** START OF Document extract **

A Middle Path to Civility

A Middle Path to Civility October 31, 2019

By Jeremy Berg, pastor and student at Northern.

I aspire to be a broad-minded person with deep convictions. I hope to inspire and cultivate this rare combination in those I teach and lead as a pastor. I fall short of this ideal daily, but we’re at least aiming for the right goal. Why is this a rare combination? Consider the two popular alternatives.

On the one hand, we are bombarded daily by the shrapnel of narrow-minded people with strong convictions. These folks are 100% certain they are right and everyone else is wrong. They don’t read broadly. They only listen to one cable news network. They view most “new ideas” as a threat. They are constantly drawing lines and building walls. They are constantly demonizing “the other” while sweeping their own tribe’s garbage under the rug. They are not open. They tend to be defensive and suspicious. And, yes, they are on both sides of the political divide and found in every kind of religious community. If you were thinking, while you read this paragraph, I was describing “the other side,” then ‘Thou art the man’ (2 Sam 12:7).

** END OF Document extract **

## [Goal 1]
Rewrite the paragraph of the civility essay that begins "On the one hand" as a bulleted list that keeps its main points.
## [Goal 2]
In the civility essay, what combination does the author aspire to?

** START OF Data entries **

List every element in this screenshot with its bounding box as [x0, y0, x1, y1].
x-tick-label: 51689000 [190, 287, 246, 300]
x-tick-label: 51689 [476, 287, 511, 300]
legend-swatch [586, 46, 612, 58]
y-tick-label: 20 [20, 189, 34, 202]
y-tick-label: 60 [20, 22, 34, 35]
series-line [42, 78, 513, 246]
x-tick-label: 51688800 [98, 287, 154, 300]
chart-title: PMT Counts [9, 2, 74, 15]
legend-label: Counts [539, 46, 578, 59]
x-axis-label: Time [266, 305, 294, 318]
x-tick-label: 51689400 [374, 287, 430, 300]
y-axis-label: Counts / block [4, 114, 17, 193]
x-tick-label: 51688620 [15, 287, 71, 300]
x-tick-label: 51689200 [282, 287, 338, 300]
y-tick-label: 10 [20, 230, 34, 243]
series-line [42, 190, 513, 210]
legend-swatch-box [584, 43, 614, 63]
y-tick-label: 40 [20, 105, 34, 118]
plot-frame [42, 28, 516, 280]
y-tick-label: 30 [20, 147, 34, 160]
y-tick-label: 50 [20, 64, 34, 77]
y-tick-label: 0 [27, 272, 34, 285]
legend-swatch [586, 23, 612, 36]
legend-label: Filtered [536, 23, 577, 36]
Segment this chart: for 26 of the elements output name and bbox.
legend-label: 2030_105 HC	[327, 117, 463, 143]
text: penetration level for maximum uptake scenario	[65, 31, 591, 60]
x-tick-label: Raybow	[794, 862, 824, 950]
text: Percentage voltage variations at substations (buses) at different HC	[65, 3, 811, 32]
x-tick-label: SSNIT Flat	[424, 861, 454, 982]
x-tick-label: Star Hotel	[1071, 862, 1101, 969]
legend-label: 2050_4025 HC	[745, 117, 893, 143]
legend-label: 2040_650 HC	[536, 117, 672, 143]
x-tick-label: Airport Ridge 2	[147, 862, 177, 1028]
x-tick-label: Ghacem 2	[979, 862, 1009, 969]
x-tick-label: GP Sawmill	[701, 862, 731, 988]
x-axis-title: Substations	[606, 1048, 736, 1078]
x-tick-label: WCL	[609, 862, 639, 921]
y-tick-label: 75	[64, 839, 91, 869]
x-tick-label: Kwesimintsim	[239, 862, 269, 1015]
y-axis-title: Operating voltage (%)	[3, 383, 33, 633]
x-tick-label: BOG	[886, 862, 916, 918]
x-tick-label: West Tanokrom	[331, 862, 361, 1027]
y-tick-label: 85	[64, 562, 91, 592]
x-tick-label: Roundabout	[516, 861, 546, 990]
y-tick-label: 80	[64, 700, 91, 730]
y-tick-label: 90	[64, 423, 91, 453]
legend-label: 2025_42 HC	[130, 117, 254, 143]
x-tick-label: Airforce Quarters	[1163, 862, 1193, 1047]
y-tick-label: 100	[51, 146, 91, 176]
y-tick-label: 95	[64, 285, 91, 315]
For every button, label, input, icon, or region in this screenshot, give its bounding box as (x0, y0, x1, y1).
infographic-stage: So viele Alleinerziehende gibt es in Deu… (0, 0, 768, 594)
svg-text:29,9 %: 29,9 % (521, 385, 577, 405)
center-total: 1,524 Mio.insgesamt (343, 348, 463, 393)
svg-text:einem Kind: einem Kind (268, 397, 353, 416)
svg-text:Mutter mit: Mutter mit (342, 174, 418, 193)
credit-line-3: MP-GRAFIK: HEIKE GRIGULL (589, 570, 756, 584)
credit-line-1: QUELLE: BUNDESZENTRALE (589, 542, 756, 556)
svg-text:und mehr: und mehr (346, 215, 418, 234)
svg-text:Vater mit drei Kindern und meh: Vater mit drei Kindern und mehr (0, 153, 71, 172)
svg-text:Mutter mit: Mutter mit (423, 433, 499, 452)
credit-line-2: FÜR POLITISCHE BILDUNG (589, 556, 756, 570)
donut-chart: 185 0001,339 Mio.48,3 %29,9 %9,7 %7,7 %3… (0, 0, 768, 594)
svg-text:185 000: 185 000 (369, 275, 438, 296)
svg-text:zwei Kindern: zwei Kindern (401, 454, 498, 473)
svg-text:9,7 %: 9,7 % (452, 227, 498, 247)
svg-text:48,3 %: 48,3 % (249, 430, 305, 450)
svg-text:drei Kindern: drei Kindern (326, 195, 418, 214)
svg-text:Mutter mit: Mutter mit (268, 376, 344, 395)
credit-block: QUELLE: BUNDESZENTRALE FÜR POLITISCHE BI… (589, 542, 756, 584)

** END OF Data entries **

## [Expected output 1]
- We are bombarded daily by narrow-minded people with strong convictions.
- They are 100% certain they are right and everyone else is wrong.
- They don't read broadly and listen to only one cable news network.
- They view most "new ideas" as a threat.
- They constantly draw lines, build walls, and demonize "the other" while sweeping their own tribe's garbage under the rug.
- They are not open, and they tend to be defensive and suspicious.
- They are found on both sides of the political divide and in every kind of religious community.
- A reader who thought the paragraph described "the other side" is told, "Thou art the man" (2 Sam 12:7).

## [Expected output 2]
Being a broad-minded person with deep convictions.